(Request): Transcribe every entry word for word, but skip the images.

(Data section):
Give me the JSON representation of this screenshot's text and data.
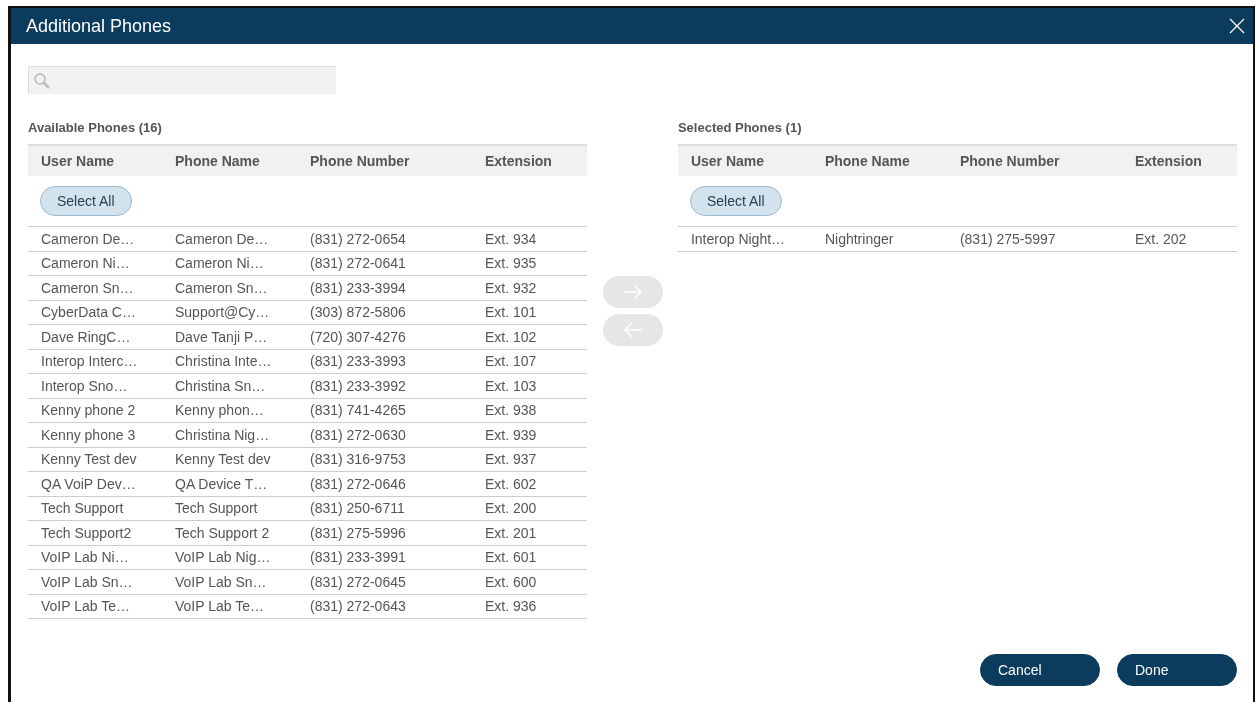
{
  "window": {
    "title": "Additional Phones"
  },
  "available": {
    "title": "Available Phones (16)",
    "columns": [
      "User Name",
      "Phone Name",
      "Phone Number",
      "Extension"
    ],
    "select_all": "Select All",
    "rows": [
      [
        "Cameron De…",
        "Cameron De…",
        "(831) 272-0654",
        "Ext. 934"
      ],
      [
        "Cameron Ni…",
        "Cameron Ni…",
        "(831) 272-0641",
        "Ext. 935"
      ],
      [
        "Cameron Sn…",
        "Cameron Sn…",
        "(831) 233-3994",
        "Ext. 932"
      ],
      [
        "CyberData C…",
        "Support@Cy…",
        "(303) 872-5806",
        "Ext. 101"
      ],
      [
        "Dave RingC…",
        "Dave Tanji P…",
        "(720) 307-4276",
        "Ext. 102"
      ],
      [
        "Interop Interc…",
        "Christina Inte…",
        "(831) 233-3993",
        "Ext. 107"
      ],
      [
        "Interop Sno…",
        "Christina Sn…",
        "(831) 233-3992",
        "Ext. 103"
      ],
      [
        "Kenny phone 2",
        "Kenny phon…",
        "(831) 741-4265",
        "Ext. 938"
      ],
      [
        "Kenny phone 3",
        "Christina Nig…",
        "(831) 272-0630",
        "Ext. 939"
      ],
      [
        "Kenny Test dev",
        "Kenny Test dev",
        "(831) 316-9753",
        "Ext. 937"
      ],
      [
        "QA VoiP Dev…",
        "QA Device T…",
        "(831) 272-0646",
        "Ext. 602"
      ],
      [
        "Tech Support",
        "Tech Support",
        "(831) 250-6711",
        "Ext. 200"
      ],
      [
        "Tech Support2",
        "Tech Support 2",
        "(831) 275-5996",
        "Ext. 201"
      ],
      [
        "VoIP Lab Ni…",
        "VoIP Lab Nig…",
        "(831) 233-3991",
        "Ext. 601"
      ],
      [
        "VoIP Lab Sn…",
        "VoIP Lab Sn…",
        "(831) 272-0645",
        "Ext. 600"
      ],
      [
        "VoIP Lab Te…",
        "VoIP Lab Te…",
        "(831) 272-0643",
        "Ext. 936"
      ]
    ]
  },
  "move_buttons": [
    {
      "kind": "right",
      "disabled": true
    },
    {
      "kind": "left",
      "disabled": true
    }
  ],
  "selected": {
    "title": "Selected Phones (1)",
    "columns": [
      "User Name",
      "Phone Name",
      "Phone Number",
      "Extension"
    ],
    "select_all": "Select All",
    "rows": [
      [
        "Interop Night…",
        "Nightringer",
        "(831) 275-5997",
        "Ext. 202"
      ]
    ]
  },
  "buttons": [
    "Cancel",
    "Done"
  ]
}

(The response):
Give me the JSON representation of this screenshot's text and data.
{
  "window": {
    "title": "Additional Phones"
  },
  "available": {
    "title": "Available Phones (16)",
    "columns": [
      "User Name",
      "Phone Name",
      "Phone Number",
      "Extension"
    ],
    "select_all": "Select All",
    "rows": [
      [
        "Cameron De…",
        "Cameron De…",
        "(831) 272-0654",
        "Ext. 934"
      ],
      [
        "Cameron Ni…",
        "Cameron Ni…",
        "(831) 272-0641",
        "Ext. 935"
      ],
      [
        "Cameron Sn…",
        "Cameron Sn…",
        "(831) 233-3994",
        "Ext. 932"
      ],
      [
        "CyberData C…",
        "Support@Cy…",
        "(303) 872-5806",
        "Ext. 101"
      ],
      [
        "Dave RingC…",
        "Dave Tanji P…",
        "(720) 307-4276",
        "Ext. 102"
      ],
      [
        "Interop Interc…",
        "Christina Inte…",
        "(831) 233-3993",
        "Ext. 107"
      ],
      [
        "Interop Sno…",
        "Christina Sn…",
        "(831) 233-3992",
        "Ext. 103"
      ],
      [
        "Kenny phone 2",
        "Kenny phon…",
        "(831) 741-4265",
        "Ext. 938"
      ],
      [
        "Kenny phone 3",
        "Christina Nig…",
        "(831) 272-0630",
        "Ext. 939"
      ],
      [
        "Kenny Test dev",
        "Kenny Test dev",
        "(831) 316-9753",
        "Ext. 937"
      ],
      [
        "QA VoiP Dev…",
        "QA Device T…",
        "(831) 272-0646",
        "Ext. 602"
      ],
      [
        "Tech Support",
        "Tech Support",
        "(831) 250-6711",
        "Ext. 200"
      ],
      [
        "Tech Support2",
        "Tech Support 2",
        "(831) 275-5996",
        "Ext. 201"
      ],
      [
        "VoIP Lab Ni…",
        "VoIP Lab Nig…",
        "(831) 233-3991",
        "Ext. 601"
      ],
      [
        "VoIP Lab Sn…",
        "VoIP Lab Sn…",
        "(831) 272-0645",
        "Ext. 600"
      ],
      [
        "VoIP Lab Te…",
        "VoIP Lab Te…",
        "(831) 272-0643",
        "Ext. 936"
      ]
    ]
  },
  "move_buttons": [
    {
      "kind": "right",
      "disabled": true
    },
    {
      "kind": "left",
      "disabled": true
    }
  ],
  "selected": {
    "title": "Selected Phones (1)",
    "columns": [
      "User Name",
      "Phone Name",
      "Phone Number",
      "Extension"
    ],
    "select_all": "Select All",
    "rows": [
      [
        "Interop Night…",
        "Nightringer",
        "(831) 275-5997",
        "Ext. 202"
      ]
    ]
  },
  "buttons": [
    "Cancel",
    "Done"
  ]
}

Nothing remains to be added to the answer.